# Your goal
Make an exact transcription of the material, leaving out all images.

# Collection entries
----

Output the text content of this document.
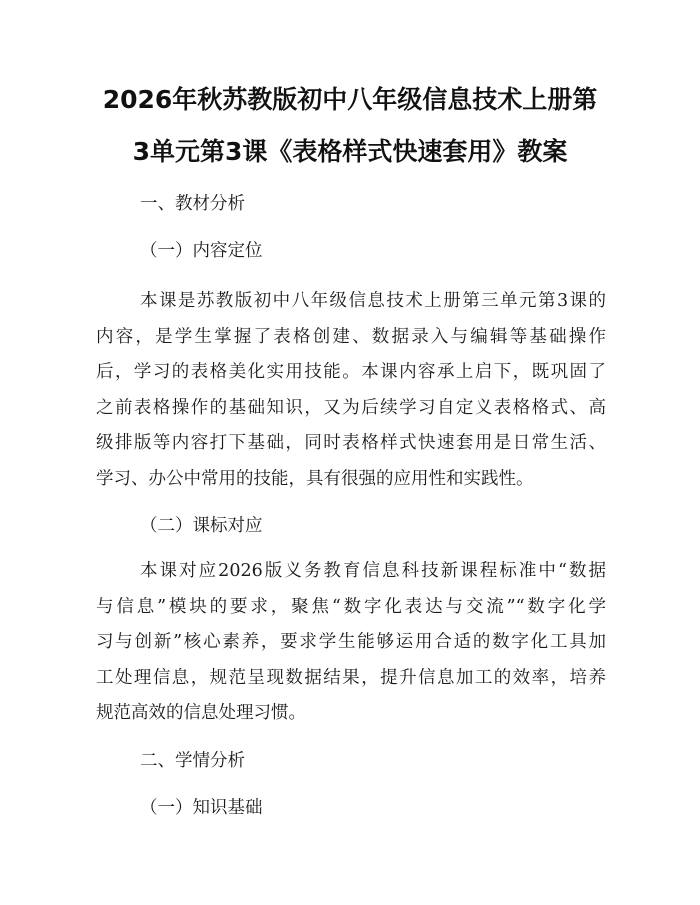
2026年秋苏教版初中八年级信息技术上册第
3单元第3课《表格样式快速套用》教案
一、教材分析
（一）内容定位
本课是苏教版初中八年级信息技术上册第三单元第3课的
内容，是学生掌握了表格创建、数据录入与编辑等基础操作
后，学习的表格美化实用技能。本课内容承上启下，既巩固了
之前表格操作的基础知识，又为后续学习自定义表格格式、高
级排版等内容打下基础，同时表格样式快速套用是日常生活、
学习、办公中常用的技能，具有很强的应用性和实践性。
（二）课标对应
本课对应2026版义务教育信息科技新课程标准中“数据
与信息”模块的要求，聚焦“数字化表达与交流”“数字化学
习与创新”核心素养，要求学生能够运用合适的数字化工具加
工处理信息，规范呈现数据结果，提升信息加工的效率，培养
规范高效的信息处理习惯。
二、学情分析
（一）知识基础
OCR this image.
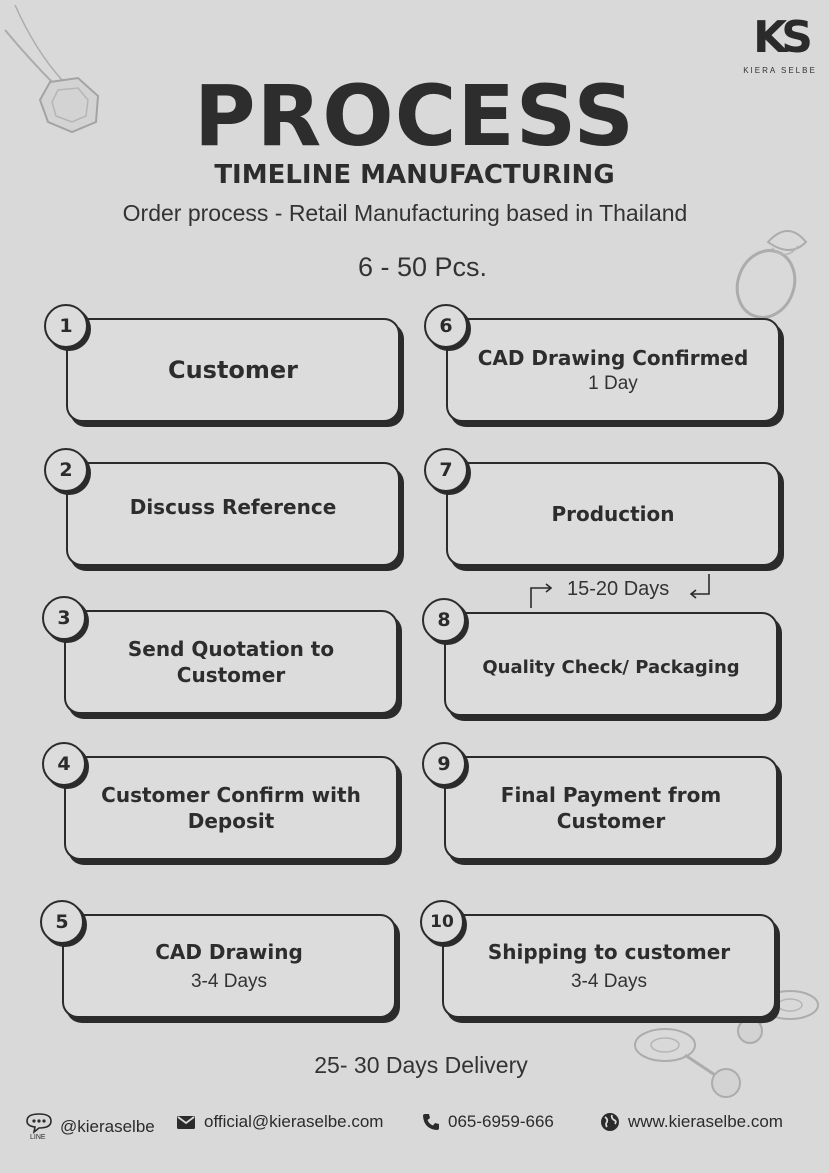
KS
KIERA SELBE
PROCESS
TIMELINE MANUFACTURING
Order process - Retail Manufacturing based in Thailand
6 - 50 Pcs.
1
Customer
2
Discuss Reference
3
Send Quotation to Customer
4
Customer Confirm with Deposit
5
CAD Drawing
3-4 Days
6
CAD Drawing Confirmed
1 Day
7
Production
8
Quality Check/ Packaging
9
Final Payment from Customer
10
Shipping to customer
3-4 Days
15-20 Days
25- 30 Days Delivery
LINE
@kieraselbe	official@kieraselbe.com	065-6959-666	www.kieraselbe.com
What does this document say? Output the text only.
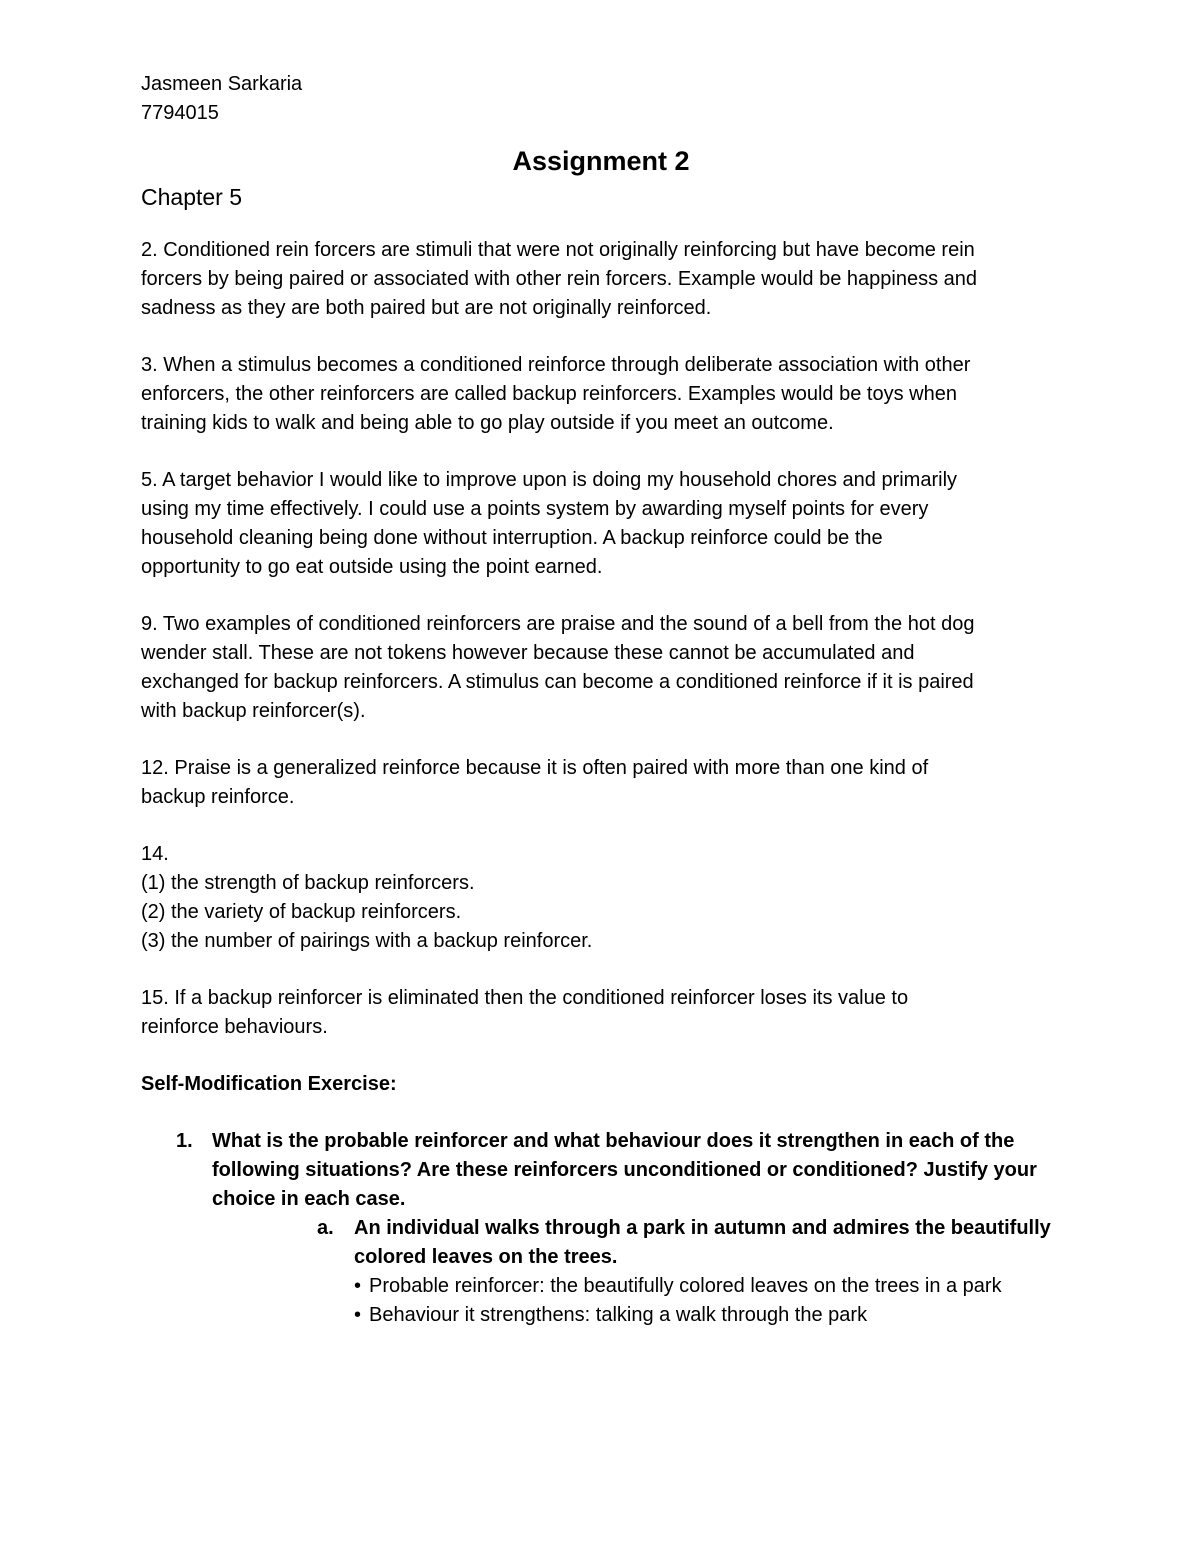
Jasmeen Sarkaria
7794015
Assignment 2
Chapter 5
2. Conditioned rein forcers are stimuli that were not originally reinforcing but have become rein
forcers by being paired or associated with other rein forcers. Example would be happiness and
sadness as they are both paired but are not originally reinforced.
3. When a stimulus becomes a conditioned reinforce through deliberate association with other
enforcers, the other reinforcers are called backup reinforcers. Examples would be toys when
training kids to walk and being able to go play outside if you meet an outcome.
5. A target behavior I would like to improve upon is doing my household chores and primarily
using my time effectively. I could use a points system by awarding myself points for every
household cleaning being done without interruption. A backup reinforce could be the
opportunity to go eat outside using the point earned.
9. Two examples of conditioned reinforcers are praise and the sound of a bell from the hot dog
wender stall. These are not tokens however because these cannot be accumulated and
exchanged for backup reinforcers. A stimulus can become a conditioned reinforce if it is paired
with backup reinforcer(s).
12. Praise is a generalized reinforce because it is often paired with more than one kind of
backup reinforce.
14.
(1) the strength of backup reinforcers.
(2) the variety of backup reinforcers.
(3) the number of pairings with a backup reinforcer.
15. If a backup reinforcer is eliminated then the conditioned reinforcer loses its value to
reinforce behaviours.
Self-Modification Exercise:
1. What is the probable reinforcer and what behaviour does it strengthen in each of the
following situations? Are these reinforcers unconditioned or conditioned? Justify your
choice in each case.
a. An individual walks through a park in autumn and admires the beautifully
colored leaves on the trees.
• Probable reinforcer: the beautifully colored leaves on the trees in a park
• Behaviour it strengthens: talking a walk through the park
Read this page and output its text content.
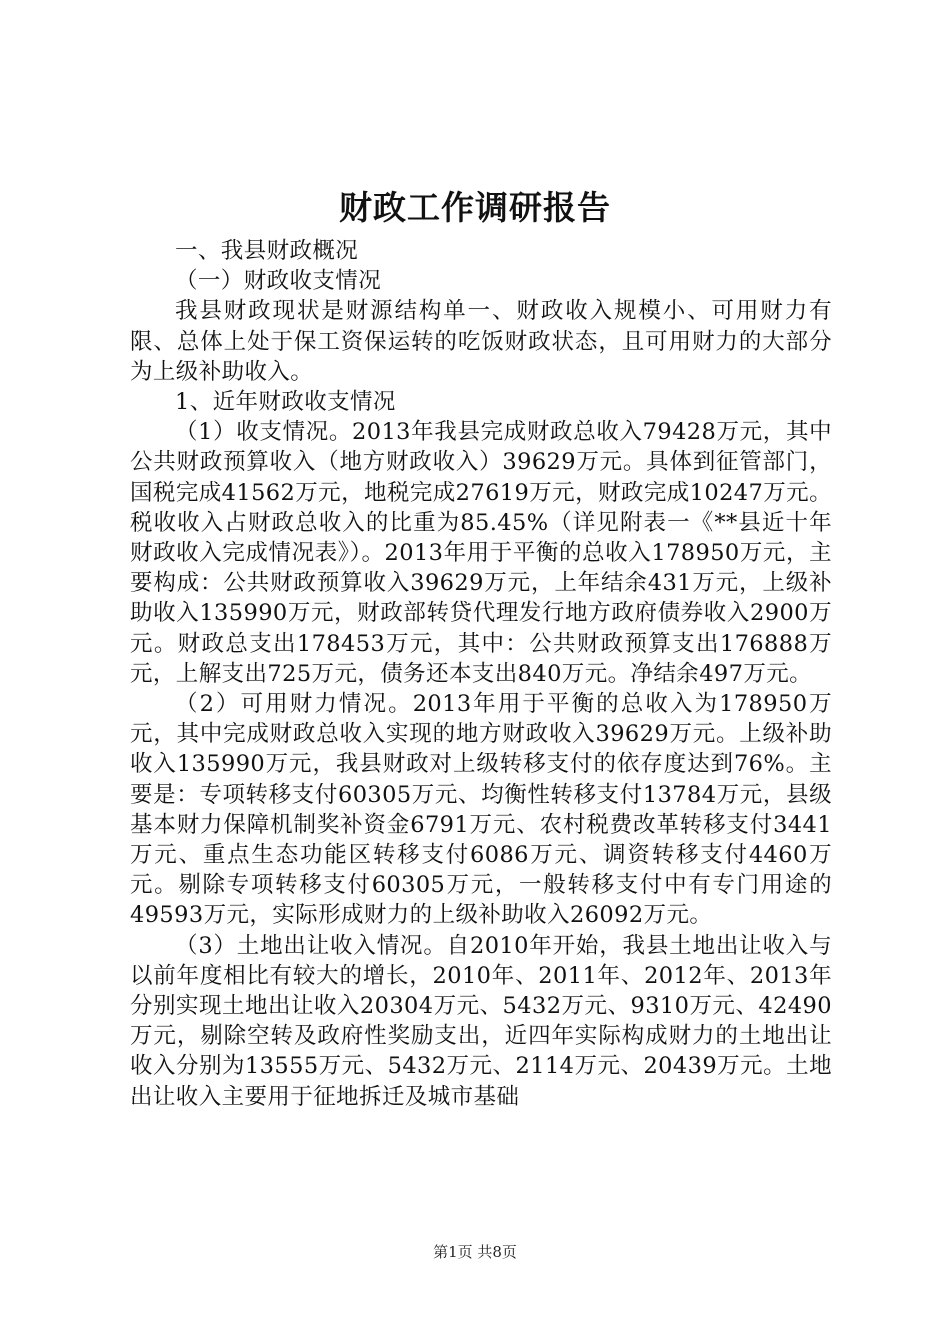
财政工作调研报告

一、我县财政概况

（一）财政收支情况

我县财政现状是财源结构单一、财政收入规模小、可用财力有限、总体上处于保工资保运转的吃饭财政状态，且可用财力的大部分为上级补助收入。

1、近年财政收支情况

（1）收支情况。2013年我县完成财政总收入79428万元，其中公共财政预算收入（地方财政收入）39629万元。具体到征管部门，国税完成41562万元，地税完成27619万元，财政完成10247万元。税收收入占财政总收入的比重为85.45%（详见附表一《**县近十年财政收入完成情况表》）。2013年用于平衡的总收入178950万元，主要构成：公共财政预算收入39629万元，上年结余431万元，上级补助收入135990万元，财政部转贷代理发行地方政府债券收入2900万元。财政总支出178453万元，其中：公共财政预算支出176888万元，上解支出725万元，债务还本支出840万元。净结余497万元。

（2）可用财力情况。2013年用于平衡的总收入为178950万元，其中完成财政总收入实现的地方财政收入39629万元。上级补助收入135990万元，我县财政对上级转移支付的依存度达到76%。主要是：专项转移支付60305万元、均衡性转移支付13784万元，县级基本财力保障机制奖补资金6791万元、农村税费改革转移支付3441万元、重点生态功能区转移支付6086万元、调资转移支付4460万元。剔除专项转移支付60305万元，一般转移支付中有专门用途的49593万元，实际形成财力的上级补助收入26092万元。

（3）土地出让收入情况。自2010年开始，我县土地出让收入与以前年度相比有较大的增长，2010年、2011年、2012年、2013年分别实现土地出让收入20304万元、5432万元、9310万元、42490万元，剔除空转及政府性奖励支出，近四年实际构成财力的土地出让收入分别为13555万元、5432万元、2114万元、20439万元。土地出让收入主要用于征地拆迁及城市基础

第1页 共8页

----

# The solution
Output the text content of this document.
2026年秋苏教版初中八年级信息技术上册第
3单元第3课《表格样式快速套用》教案
一、教材分析
（一）内容定位
本课是苏教版初中八年级信息技术上册第三单元第3课的
内容，是学生掌握了表格创建、数据录入与编辑等基础操作
后，学习的表格美化实用技能。本课内容承上启下，既巩固了
之前表格操作的基础知识，又为后续学习自定义表格格式、高
级排版等内容打下基础，同时表格样式快速套用是日常生活、
学习、办公中常用的技能，具有很强的应用性和实践性。
（二）课标对应
本课对应2026版义务教育信息科技新课程标准中“数据
与信息”模块的要求，聚焦“数字化表达与交流”“数字化学
习与创新”核心素养，要求学生能够运用合适的数字化工具加
工处理信息，规范呈现数据结果，提升信息加工的效率，培养
规范高效的信息处理习惯。
二、学情分析
（一）知识基础
OCR this image.
KS
KIERA SELBE
PROCESS
TIMELINE MANUFACTURING
Order process - Retail Manufacturing based in Thailand
6 - 50 Pcs.
1
Customer
2
Discuss Reference
3
Send Quotation to Customer
4
Customer Confirm with Deposit
5
CAD Drawing
3-4 Days
6
CAD Drawing Confirmed
1 Day
7
Production
8
Quality Check/ Packaging
9
Final Payment from Customer
10
Shipping to customer
3-4 Days
15-20 Days
25- 30 Days Delivery
LINE
@kieraselbe	official@kieraselbe.com	065-6959-666	www.kieraselbe.com
What does this document say? Output the text only.
Jasmeen Sarkaria
7794015
Assignment 2
Chapter 5
2. Conditioned rein forcers are stimuli that were not originally reinforcing but have become rein
forcers by being paired or associated with other rein forcers. Example would be happiness and
sadness as they are both paired but are not originally reinforced.
3. When a stimulus becomes a conditioned reinforce through deliberate association with other
enforcers, the other reinforcers are called backup reinforcers. Examples would be toys when
training kids to walk and being able to go play outside if you meet an outcome.
5. A target behavior I would like to improve upon is doing my household chores and primarily
using my time effectively. I could use a points system by awarding myself points for every
household cleaning being done without interruption. A backup reinforce could be the
opportunity to go eat outside using the point earned.
9. Two examples of conditioned reinforcers are praise and the sound of a bell from the hot dog
wender stall. These are not tokens however because these cannot be accumulated and
exchanged for backup reinforcers. A stimulus can become a conditioned reinforce if it is paired
with backup reinforcer(s).
12. Praise is a generalized reinforce because it is often paired with more than one kind of
backup reinforce.
14.
(1) the strength of backup reinforcers.
(2) the variety of backup reinforcers.
(3) the number of pairings with a backup reinforcer.
15. If a backup reinforcer is eliminated then the conditioned reinforcer loses its value to
reinforce behaviours.
Self-Modification Exercise:
1. What is the probable reinforcer and what behaviour does it strengthen in each of the
following situations? Are these reinforcers unconditioned or conditioned? Justify your
choice in each case.
a. An individual walks through a park in autumn and admires the beautifully
colored leaves on the trees.
• Probable reinforcer: the beautifully colored leaves on the trees in a park
• Behaviour it strengthens: talking a walk through the park
Read this page and output its text content.
财政工作调研报告

一、我县财政概况

（一）财政收支情况

我县财政现状是财源结构单一、财政收入规模小、可用财力有限、总体上处于保工资保运转的吃饭财政状态，且可用财力的大部分为上级补助收入。

1、近年财政收支情况

（1）收支情况。2013年我县完成财政总收入79428万元，其中公共财政预算收入（地方财政收入）39629万元。具体到征管部门，国税完成41562万元，地税完成27619万元，财政完成10247万元。税收收入占财政总收入的比重为85.45%（详见附表一《**县近十年财政收入完成情况表》）。2013年用于平衡的总收入178950万元，主要构成：公共财政预算收入39629万元，上年结余431万元，上级补助收入135990万元，财政部转贷代理发行地方政府债券收入2900万元。财政总支出178453万元，其中：公共财政预算支出176888万元，上解支出725万元，债务还本支出840万元。净结余497万元。

（2）可用财力情况。2013年用于平衡的总收入为178950万元，其中完成财政总收入实现的地方财政收入39629万元。上级补助收入135990万元，我县财政对上级转移支付的依存度达到76%。主要是：专项转移支付60305万元、均衡性转移支付13784万元，县级基本财力保障机制奖补资金6791万元、农村税费改革转移支付3441万元、重点生态功能区转移支付6086万元、调资转移支付4460万元。剔除专项转移支付60305万元，一般转移支付中有专门用途的49593万元，实际形成财力的上级补助收入26092万元。

（3）土地出让收入情况。自2010年开始，我县土地出让收入与以前年度相比有较大的增长，2010年、2011年、2012年、2013年分别实现土地出让收入20304万元、5432万元、9310万元、42490万元，剔除空转及政府性奖励支出，近四年实际构成财力的土地出让收入分别为13555万元、5432万元、2114万元、20439万元。土地出让收入主要用于征地拆迁及城市基础

第1页 共8页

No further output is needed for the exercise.